WHAT IS BEING ASKED: Copy all the material below, exactly as it stands.

# start of SUPPLIED DATA

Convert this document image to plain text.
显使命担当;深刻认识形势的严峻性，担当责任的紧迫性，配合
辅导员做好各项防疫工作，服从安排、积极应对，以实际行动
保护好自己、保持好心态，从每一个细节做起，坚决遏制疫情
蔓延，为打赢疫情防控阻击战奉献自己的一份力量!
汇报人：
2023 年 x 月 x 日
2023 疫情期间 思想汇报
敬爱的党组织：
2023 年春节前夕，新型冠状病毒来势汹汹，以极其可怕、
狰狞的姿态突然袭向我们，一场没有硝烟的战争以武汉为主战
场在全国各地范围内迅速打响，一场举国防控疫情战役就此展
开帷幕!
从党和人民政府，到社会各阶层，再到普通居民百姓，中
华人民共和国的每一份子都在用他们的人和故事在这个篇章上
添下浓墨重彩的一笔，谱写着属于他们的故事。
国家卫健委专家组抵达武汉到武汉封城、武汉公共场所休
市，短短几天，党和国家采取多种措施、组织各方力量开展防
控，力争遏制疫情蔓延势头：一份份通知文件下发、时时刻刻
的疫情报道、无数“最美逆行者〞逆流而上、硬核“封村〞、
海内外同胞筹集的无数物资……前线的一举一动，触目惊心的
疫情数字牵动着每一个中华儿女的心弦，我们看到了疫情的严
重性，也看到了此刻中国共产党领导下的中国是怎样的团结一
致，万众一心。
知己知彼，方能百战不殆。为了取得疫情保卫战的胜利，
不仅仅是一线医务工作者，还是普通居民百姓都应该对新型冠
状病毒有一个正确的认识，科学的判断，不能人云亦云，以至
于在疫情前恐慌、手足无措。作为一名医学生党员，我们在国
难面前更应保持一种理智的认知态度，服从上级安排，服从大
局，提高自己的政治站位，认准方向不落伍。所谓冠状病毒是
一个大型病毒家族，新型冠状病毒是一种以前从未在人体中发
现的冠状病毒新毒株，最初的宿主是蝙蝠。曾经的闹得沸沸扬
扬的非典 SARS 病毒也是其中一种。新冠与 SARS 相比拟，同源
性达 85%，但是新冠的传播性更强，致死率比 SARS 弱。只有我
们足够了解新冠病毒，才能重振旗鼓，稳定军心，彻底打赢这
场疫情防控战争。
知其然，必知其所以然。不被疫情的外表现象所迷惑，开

# end of SUPPLIED DATA

ANSWER TO THIS TASK:
Convert this document image to plain text.
显使命担当;深刻认识形势的严峻性，担当责任的紧迫性，配合
辅导员做好各项防疫工作，服从安排、积极应对，以实际行动
保护好自己、保持好心态，从每一个细节做起，坚决遏制疫情
蔓延，为打赢疫情防控阻击战奉献自己的一份力量!
汇报人：
2023 年 x 月 x 日
2023 疫情期间 思想汇报
敬爱的党组织：
2023 年春节前夕，新型冠状病毒来势汹汹，以极其可怕、
狰狞的姿态突然袭向我们，一场没有硝烟的战争以武汉为主战
场在全国各地范围内迅速打响，一场举国防控疫情战役就此展
开帷幕!
从党和人民政府，到社会各阶层，再到普通居民百姓，中
华人民共和国的每一份子都在用他们的人和故事在这个篇章上
添下浓墨重彩的一笔，谱写着属于他们的故事。
国家卫健委专家组抵达武汉到武汉封城、武汉公共场所休
市，短短几天，党和国家采取多种措施、组织各方力量开展防
控，力争遏制疫情蔓延势头：一份份通知文件下发、时时刻刻
的疫情报道、无数“最美逆行者〞逆流而上、硬核“封村〞、
海内外同胞筹集的无数物资……前线的一举一动，触目惊心的
疫情数字牵动着每一个中华儿女的心弦，我们看到了疫情的严
重性，也看到了此刻中国共产党领导下的中国是怎样的团结一
致，万众一心。
知己知彼，方能百战不殆。为了取得疫情保卫战的胜利，
不仅仅是一线医务工作者，还是普通居民百姓都应该对新型冠
状病毒有一个正确的认识，科学的判断，不能人云亦云，以至
于在疫情前恐慌、手足无措。作为一名医学生党员，我们在国
难面前更应保持一种理智的认知态度，服从上级安排，服从大
局，提高自己的政治站位，认准方向不落伍。所谓冠状病毒是
一个大型病毒家族，新型冠状病毒是一种以前从未在人体中发
现的冠状病毒新毒株，最初的宿主是蝙蝠。曾经的闹得沸沸扬
扬的非典 SARS 病毒也是其中一种。新冠与 SARS 相比拟，同源
性达 85%，但是新冠的传播性更强，致死率比 SARS 弱。只有我
们足够了解新冠病毒，才能重振旗鼓，稳定军心，彻底打赢这
场疫情防控战争。
知其然，必知其所以然。不被疫情的外表现象所迷惑，开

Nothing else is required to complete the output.